▶ _TASK STATEMENT_:
Please repeat everything from "The last sentence" down to "justify a stay." in the commentary on the Idaho stay below, word for word.

▶ _SELECTED PASSAGE_:
The last sentence is the most important. Idaho’s law “remains almost entirely intact.” Put differently, the state is suffering some irreparable harm, but not enough irreparable harm to justify a stay.

Barrett states the issue directly:

The Court’s grant of a stay reflected, among other things, its determination that Idaho had satisfied that burden. Now, based on the parties’ representations, it appears that the injunction will not stop Idaho from enforcing its law in the vast majority of circumstances.

And let’s be clear. When Barrett says “the Court,” she is referring to herself. L’État, c’est moi. She was no doubt the critical vote to proceed on an expedited basis. This is her personal regret.

Justice Alito’s dissent claps back with a citation to Chief Justice Roberts’s in chambers decision in Maryland v. King:

As for the remaining three, their only explanation is that “the injunction will not stop Idaho from enforcing its law in the vast majority of circumstances” and that therefore Idaho cannot show that it will be irreparably harmed by allowing the injunction to remain in place during the pendency of the appeal. Ante, at 7 (Barrett, J., joined by Roberts, C. J., and Kavanaugh, J., concurring). That justification is patently unsound. “‘[A]ny time a State is enjoined by a court from effectuating statutes enacted by representatives of its people, it suffers a form of irreparable injury.'” Maryland v. King, 567 U.S. 1301, 1303 (2012) (Roberts, C. J., in chambers). And in this case, Idaho’s injury is not abstract. As I will explain, it is very likely that the preliminary injunction will lead to more abortions, including in at least some cases where the fetus is viable. The State of ldaho wants to prevent that; the preliminary injunction stands in its way. Isn’t that enough to constitute irreparable harm?

▶ _Data records_:

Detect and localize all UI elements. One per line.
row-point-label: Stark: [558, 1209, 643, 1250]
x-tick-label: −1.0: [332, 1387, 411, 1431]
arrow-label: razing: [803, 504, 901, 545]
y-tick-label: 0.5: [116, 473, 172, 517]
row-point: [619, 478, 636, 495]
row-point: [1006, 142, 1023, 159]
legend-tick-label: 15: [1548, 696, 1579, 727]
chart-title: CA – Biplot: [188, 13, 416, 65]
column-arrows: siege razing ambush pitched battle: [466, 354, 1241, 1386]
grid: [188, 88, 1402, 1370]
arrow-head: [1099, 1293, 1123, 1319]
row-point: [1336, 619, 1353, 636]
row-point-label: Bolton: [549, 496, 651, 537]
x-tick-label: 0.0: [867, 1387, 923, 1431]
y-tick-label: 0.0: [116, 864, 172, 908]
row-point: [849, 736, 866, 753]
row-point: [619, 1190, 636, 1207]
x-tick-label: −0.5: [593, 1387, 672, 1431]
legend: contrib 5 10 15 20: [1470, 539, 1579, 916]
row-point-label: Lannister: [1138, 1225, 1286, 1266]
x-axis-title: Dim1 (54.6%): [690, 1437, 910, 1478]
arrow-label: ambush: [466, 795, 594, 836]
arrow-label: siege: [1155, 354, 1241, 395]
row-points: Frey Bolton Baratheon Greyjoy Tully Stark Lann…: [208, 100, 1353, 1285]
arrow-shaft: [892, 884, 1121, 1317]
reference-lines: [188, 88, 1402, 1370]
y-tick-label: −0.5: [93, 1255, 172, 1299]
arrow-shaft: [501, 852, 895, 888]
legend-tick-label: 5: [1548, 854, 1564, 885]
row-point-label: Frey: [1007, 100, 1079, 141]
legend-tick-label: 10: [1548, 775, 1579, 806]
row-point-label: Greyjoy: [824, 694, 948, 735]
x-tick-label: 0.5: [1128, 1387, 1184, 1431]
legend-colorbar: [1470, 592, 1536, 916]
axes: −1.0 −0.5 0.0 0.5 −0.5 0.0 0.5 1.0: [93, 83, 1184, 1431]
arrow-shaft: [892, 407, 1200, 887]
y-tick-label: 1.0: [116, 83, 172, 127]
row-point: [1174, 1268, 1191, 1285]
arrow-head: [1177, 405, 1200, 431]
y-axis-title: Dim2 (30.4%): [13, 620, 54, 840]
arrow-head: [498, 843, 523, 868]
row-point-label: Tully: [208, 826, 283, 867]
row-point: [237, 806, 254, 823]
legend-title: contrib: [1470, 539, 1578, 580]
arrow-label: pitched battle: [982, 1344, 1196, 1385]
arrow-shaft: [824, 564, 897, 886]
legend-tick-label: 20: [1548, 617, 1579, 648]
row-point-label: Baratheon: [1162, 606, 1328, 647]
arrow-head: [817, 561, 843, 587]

▶ _SOLVED PROBLEM_:
The last sentence is the most important. Idaho’s law “remains almost entirely intact.” Put differently, the state is suffering some irreparable harm, but not enough irreparable harm to justify a stay.